### CHALLENGE
Provide an exact copy of the data, excluding the images.
┏━━
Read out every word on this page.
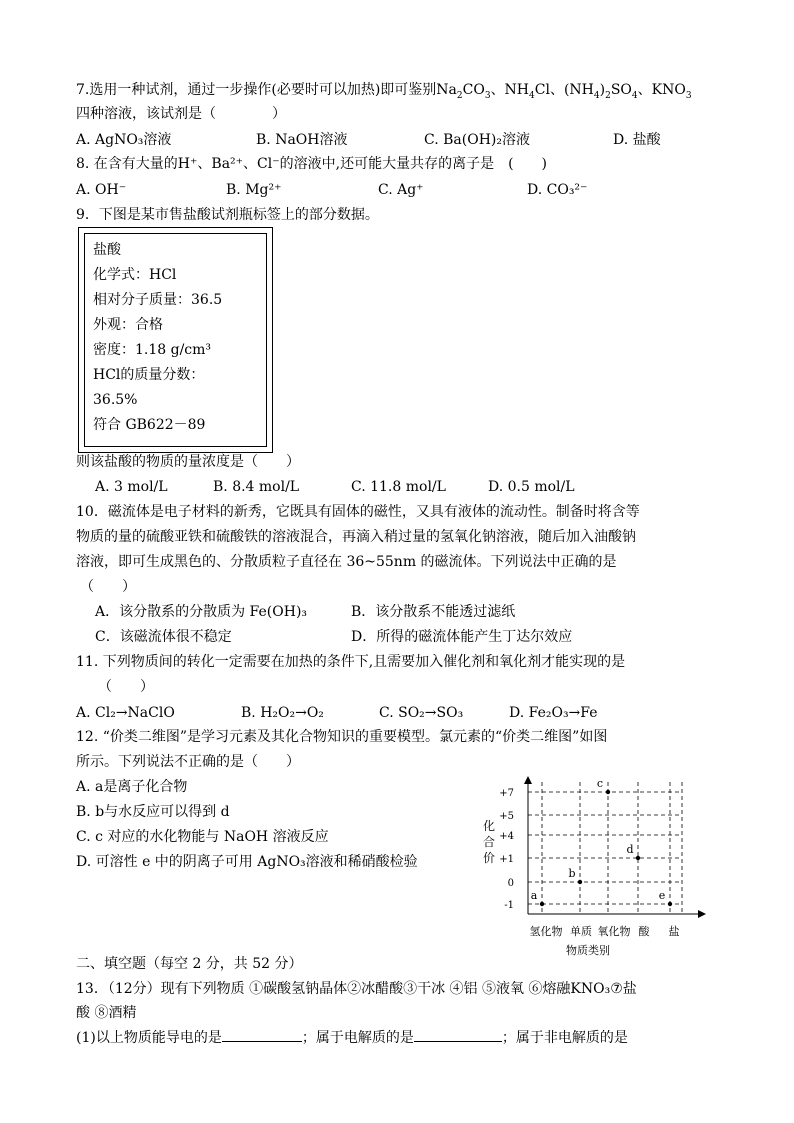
7.选用一种试剂，通过一步操作(必要时可以加热)即可鉴别$Na_2CO_3$、$NH_4Cl$、$(NH_4)_2SO_4$、$KNO_3$
四种溶液，该试剂是（　　　　）
A. AgNO₃溶液	B. NaOH溶液	C. Ba(OH)₂溶液	D. 盐酸
8. 在含有大量的H⁺、Ba²⁺、Cl⁻的溶液中,还可能大量共存的离子是　(　　)
A. OH⁻	B. Mg²⁺	C. Ag⁺	D. CO₃²⁻
9．下图是某市售盐酸试剂瓶标签上的部分数据。
盐酸
化学式：HCl
相对分子质量：36.5
外观：合格
密度：1.18 g/cm³
HCl的质量分数：
36.5%
符合 GB622－89
则该盐酸的物质的量浓度是（　　）
A. 3 mol/L	B. 8.4 mol/L	C. 11.8 mol/L	D. 0.5 mol/L
10．磁流体是电子材料的新秀，它既具有固体的磁性，又具有液体的流动性。制备时将含等
物质的量的硫酸亚铁和硫酸铁的溶液混合，再滴入稍过量的氢氧化钠溶液，随后加入油酸钠
溶液，即可生成黑色的、分散质粒子直径在 36~55nm 的磁流体。下列说法中正确的是
（　　）
A．该分散系的分散质为 Fe(OH)₃	B．该分散系不能透过滤纸
C．该磁流体很不稳定	D．所得的磁流体能产生丁达尔效应
11. 下列物质间的转化一定需要在加热的条件下,且需要加入催化剂和氧化剂才能实现的是
（　　）
A. Cl₂→NaClO	B. H₂O₂→O₂	C. SO₂→SO₃	D. Fe₂O₃→Fe
12. “价类二维图”是学习元素及其化合物知识的重要模型。氯元素的“价类二维图”如图
所示。下列说法不正确的是（　　）
A. a是离子化合物
B. b与水反应可以得到 d
C. c 对应的水化物能与 NaOH 溶液反应
D. 可溶性 e 中的阴离子可用 AgNO₃溶液和稀硝酸检验
+7
+5
+4
+1
0
-1
化
合
价
氢化物 单质 氧化物 酸 盐
物质类别
a
b
c
d
e
二、填空题（每空 2 分，共 52 分）
13．（12分）现有下列物质 ①碳酸氢钠晶体②冰醋酸③干冰 ④铝 ⑤液氧 ⑥熔融KNO₃⑦盐
酸 ⑧酒精
(1)以上物质能导电的是	；属于电解质的是	；属于非电解质的是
┗━━
### ANSWER
Read out every word on this page.
7.选用一种试剂，通过一步操作(必要时可以加热)即可鉴别$Na_2CO_3$、$NH_4Cl$、$(NH_4)_2SO_4$、$KNO_3$
四种溶液，该试剂是（　　　　）
A. AgNO₃溶液	B. NaOH溶液	C. Ba(OH)₂溶液	D. 盐酸
8. 在含有大量的H⁺、Ba²⁺、Cl⁻的溶液中,还可能大量共存的离子是　(　　)
A. OH⁻	B. Mg²⁺	C. Ag⁺	D. CO₃²⁻
9．下图是某市售盐酸试剂瓶标签上的部分数据。
盐酸
化学式：HCl
相对分子质量：36.5
外观：合格
密度：1.18 g/cm³
HCl的质量分数：
36.5%
符合 GB622－89
则该盐酸的物质的量浓度是（　　）
A. 3 mol/L	B. 8.4 mol/L	C. 11.8 mol/L	D. 0.5 mol/L
10．磁流体是电子材料的新秀，它既具有固体的磁性，又具有液体的流动性。制备时将含等
物质的量的硫酸亚铁和硫酸铁的溶液混合，再滴入稍过量的氢氧化钠溶液，随后加入油酸钠
溶液，即可生成黑色的、分散质粒子直径在 36~55nm 的磁流体。下列说法中正确的是
（　　）
A．该分散系的分散质为 Fe(OH)₃	B．该分散系不能透过滤纸
C．该磁流体很不稳定	D．所得的磁流体能产生丁达尔效应
11. 下列物质间的转化一定需要在加热的条件下,且需要加入催化剂和氧化剂才能实现的是
（　　）
A. Cl₂→NaClO	B. H₂O₂→O₂	C. SO₂→SO₃	D. Fe₂O₃→Fe
12. “价类二维图”是学习元素及其化合物知识的重要模型。氯元素的“价类二维图”如图
所示。下列说法不正确的是（　　）
A. a是离子化合物
B. b与水反应可以得到 d
C. c 对应的水化物能与 NaOH 溶液反应
D. 可溶性 e 中的阴离子可用 AgNO₃溶液和稀硝酸检验
+7
+5
+4
+1
0
-1
化
合
价
氢化物 单质 氧化物 酸 盐
物质类别
a
b
c
d
e
二、填空题（每空 2 分，共 52 分）
13．（12分）现有下列物质 ①碳酸氢钠晶体②冰醋酸③干冰 ④铝 ⑤液氧 ⑥熔融KNO₃⑦盐
酸 ⑧酒精
(1)以上物质能导电的是	；属于电解质的是	；属于非电解质的是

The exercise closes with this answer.